--- Start of Entries shown ---

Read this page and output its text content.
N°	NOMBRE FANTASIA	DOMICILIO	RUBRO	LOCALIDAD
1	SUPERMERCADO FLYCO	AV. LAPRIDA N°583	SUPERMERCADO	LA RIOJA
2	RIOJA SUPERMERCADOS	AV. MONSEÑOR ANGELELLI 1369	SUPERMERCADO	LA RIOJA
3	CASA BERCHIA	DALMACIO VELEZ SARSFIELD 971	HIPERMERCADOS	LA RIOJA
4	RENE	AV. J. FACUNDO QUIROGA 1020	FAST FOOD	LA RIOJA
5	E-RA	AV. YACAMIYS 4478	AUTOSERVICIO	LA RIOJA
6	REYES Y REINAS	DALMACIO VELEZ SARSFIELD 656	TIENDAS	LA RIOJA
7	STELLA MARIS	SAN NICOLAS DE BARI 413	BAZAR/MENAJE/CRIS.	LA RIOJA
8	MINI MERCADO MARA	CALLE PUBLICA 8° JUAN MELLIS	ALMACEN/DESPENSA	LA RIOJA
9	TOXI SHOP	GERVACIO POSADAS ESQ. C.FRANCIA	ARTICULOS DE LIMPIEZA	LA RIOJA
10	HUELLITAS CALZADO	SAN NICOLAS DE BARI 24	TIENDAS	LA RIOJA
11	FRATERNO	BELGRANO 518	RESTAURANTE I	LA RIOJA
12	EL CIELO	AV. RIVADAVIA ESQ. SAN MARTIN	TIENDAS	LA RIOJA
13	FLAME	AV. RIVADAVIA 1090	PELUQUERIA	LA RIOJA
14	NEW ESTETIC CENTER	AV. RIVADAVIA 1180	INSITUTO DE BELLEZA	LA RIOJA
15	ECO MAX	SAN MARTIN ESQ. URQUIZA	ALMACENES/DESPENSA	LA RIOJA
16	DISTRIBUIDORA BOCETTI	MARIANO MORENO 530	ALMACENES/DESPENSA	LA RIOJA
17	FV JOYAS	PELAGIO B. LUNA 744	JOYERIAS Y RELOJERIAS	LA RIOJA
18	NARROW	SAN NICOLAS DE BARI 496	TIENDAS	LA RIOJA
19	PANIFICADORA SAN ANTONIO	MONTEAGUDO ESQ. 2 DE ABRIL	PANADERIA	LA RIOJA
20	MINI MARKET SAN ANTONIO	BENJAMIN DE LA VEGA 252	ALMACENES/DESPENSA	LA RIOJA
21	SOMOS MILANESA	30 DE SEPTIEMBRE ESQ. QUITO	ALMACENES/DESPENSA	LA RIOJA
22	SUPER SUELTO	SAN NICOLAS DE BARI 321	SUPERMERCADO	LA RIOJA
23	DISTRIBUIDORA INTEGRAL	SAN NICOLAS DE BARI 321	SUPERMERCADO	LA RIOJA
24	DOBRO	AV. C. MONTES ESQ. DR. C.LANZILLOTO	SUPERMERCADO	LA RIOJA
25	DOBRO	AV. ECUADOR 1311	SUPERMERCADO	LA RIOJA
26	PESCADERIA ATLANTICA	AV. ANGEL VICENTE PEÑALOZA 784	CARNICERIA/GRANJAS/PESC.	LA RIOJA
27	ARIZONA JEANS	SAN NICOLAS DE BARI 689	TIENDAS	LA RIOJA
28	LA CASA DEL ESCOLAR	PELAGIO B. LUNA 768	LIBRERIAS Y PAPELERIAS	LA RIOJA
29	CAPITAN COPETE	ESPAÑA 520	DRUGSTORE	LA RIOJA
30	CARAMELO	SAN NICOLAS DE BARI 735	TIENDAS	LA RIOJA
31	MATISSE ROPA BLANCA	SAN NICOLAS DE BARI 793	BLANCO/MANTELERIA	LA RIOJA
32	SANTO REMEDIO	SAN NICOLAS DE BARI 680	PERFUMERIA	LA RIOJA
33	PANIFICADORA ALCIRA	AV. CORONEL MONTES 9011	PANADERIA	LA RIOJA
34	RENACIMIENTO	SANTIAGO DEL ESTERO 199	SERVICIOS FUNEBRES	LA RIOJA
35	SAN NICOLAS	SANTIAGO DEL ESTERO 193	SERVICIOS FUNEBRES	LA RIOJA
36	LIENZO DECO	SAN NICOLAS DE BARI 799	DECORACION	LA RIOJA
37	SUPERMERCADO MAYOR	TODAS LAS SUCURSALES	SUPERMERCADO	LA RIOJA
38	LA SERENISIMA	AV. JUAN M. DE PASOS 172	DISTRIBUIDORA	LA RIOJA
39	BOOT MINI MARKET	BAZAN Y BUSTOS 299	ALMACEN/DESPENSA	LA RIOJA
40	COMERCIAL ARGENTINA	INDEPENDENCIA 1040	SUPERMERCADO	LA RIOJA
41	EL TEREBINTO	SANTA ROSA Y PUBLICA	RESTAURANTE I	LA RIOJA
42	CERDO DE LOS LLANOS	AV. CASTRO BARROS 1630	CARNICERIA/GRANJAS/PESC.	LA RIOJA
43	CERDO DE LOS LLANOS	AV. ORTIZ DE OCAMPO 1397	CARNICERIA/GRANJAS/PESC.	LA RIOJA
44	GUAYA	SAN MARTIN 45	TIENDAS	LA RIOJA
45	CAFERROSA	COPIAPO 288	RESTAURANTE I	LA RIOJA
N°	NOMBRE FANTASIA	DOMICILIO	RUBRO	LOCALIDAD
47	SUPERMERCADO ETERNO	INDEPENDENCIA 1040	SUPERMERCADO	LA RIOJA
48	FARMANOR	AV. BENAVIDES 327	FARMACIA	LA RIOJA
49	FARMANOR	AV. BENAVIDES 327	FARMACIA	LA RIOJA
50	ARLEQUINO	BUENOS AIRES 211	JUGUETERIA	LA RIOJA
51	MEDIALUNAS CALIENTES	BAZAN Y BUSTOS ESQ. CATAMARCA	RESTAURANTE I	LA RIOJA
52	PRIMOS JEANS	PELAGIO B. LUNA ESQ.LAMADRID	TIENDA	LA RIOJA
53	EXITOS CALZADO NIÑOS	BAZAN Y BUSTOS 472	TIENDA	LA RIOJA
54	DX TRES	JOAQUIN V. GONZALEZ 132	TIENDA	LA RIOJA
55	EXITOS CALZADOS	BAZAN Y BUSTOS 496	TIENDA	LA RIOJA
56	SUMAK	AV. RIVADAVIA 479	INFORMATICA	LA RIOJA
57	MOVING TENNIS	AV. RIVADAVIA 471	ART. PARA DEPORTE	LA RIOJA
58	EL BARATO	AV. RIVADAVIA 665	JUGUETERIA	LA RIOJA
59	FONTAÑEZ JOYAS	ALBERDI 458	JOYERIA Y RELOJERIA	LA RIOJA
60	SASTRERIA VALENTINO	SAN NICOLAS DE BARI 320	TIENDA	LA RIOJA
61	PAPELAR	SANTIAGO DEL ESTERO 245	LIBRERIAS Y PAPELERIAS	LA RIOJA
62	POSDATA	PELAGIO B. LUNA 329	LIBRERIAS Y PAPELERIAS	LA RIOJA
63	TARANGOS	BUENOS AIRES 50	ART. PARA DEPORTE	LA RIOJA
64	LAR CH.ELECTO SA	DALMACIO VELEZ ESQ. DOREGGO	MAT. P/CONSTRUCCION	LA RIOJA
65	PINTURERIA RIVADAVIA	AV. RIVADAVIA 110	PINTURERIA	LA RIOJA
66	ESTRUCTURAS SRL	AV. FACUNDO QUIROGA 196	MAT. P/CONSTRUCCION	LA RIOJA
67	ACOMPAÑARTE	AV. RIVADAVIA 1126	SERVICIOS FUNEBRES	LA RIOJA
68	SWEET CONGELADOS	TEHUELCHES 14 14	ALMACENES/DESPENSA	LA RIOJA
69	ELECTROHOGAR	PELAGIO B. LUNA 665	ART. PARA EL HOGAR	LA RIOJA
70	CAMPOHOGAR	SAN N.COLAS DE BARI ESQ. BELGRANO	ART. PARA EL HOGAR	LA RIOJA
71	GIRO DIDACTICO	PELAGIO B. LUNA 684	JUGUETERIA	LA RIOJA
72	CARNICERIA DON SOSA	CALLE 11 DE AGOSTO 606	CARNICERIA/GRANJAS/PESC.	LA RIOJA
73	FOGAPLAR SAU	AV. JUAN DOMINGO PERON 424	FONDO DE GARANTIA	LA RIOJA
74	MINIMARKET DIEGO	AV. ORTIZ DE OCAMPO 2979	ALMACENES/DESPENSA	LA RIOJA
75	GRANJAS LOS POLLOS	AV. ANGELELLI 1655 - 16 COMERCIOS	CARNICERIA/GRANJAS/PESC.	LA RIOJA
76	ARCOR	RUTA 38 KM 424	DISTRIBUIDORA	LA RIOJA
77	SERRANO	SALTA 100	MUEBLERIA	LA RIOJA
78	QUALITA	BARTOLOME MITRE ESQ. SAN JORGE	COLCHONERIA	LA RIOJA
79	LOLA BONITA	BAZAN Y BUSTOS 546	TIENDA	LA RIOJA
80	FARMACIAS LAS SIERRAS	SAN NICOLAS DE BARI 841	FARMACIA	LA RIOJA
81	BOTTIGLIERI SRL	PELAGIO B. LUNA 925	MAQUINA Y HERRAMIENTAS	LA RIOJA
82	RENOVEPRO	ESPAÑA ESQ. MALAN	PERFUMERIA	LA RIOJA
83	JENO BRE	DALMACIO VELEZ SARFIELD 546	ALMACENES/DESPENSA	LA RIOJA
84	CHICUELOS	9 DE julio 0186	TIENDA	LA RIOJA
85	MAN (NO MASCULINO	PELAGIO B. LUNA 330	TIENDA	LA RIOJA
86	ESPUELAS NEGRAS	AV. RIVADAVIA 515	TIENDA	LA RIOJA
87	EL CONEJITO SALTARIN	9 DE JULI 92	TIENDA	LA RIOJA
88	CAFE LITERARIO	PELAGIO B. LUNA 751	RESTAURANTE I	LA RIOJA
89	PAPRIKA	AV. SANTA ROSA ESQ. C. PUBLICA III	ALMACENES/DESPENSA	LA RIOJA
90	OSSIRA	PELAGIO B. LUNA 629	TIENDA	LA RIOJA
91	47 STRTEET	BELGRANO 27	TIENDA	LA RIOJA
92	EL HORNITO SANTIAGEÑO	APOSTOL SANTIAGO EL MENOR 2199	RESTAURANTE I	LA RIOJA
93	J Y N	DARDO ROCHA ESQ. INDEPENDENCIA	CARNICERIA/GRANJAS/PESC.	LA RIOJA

--- End of Entries shown ---

Exercise details
Looking at the entries above, state how many lines contain "LIBRERIAS"; give the number alone.

Answer for the task
3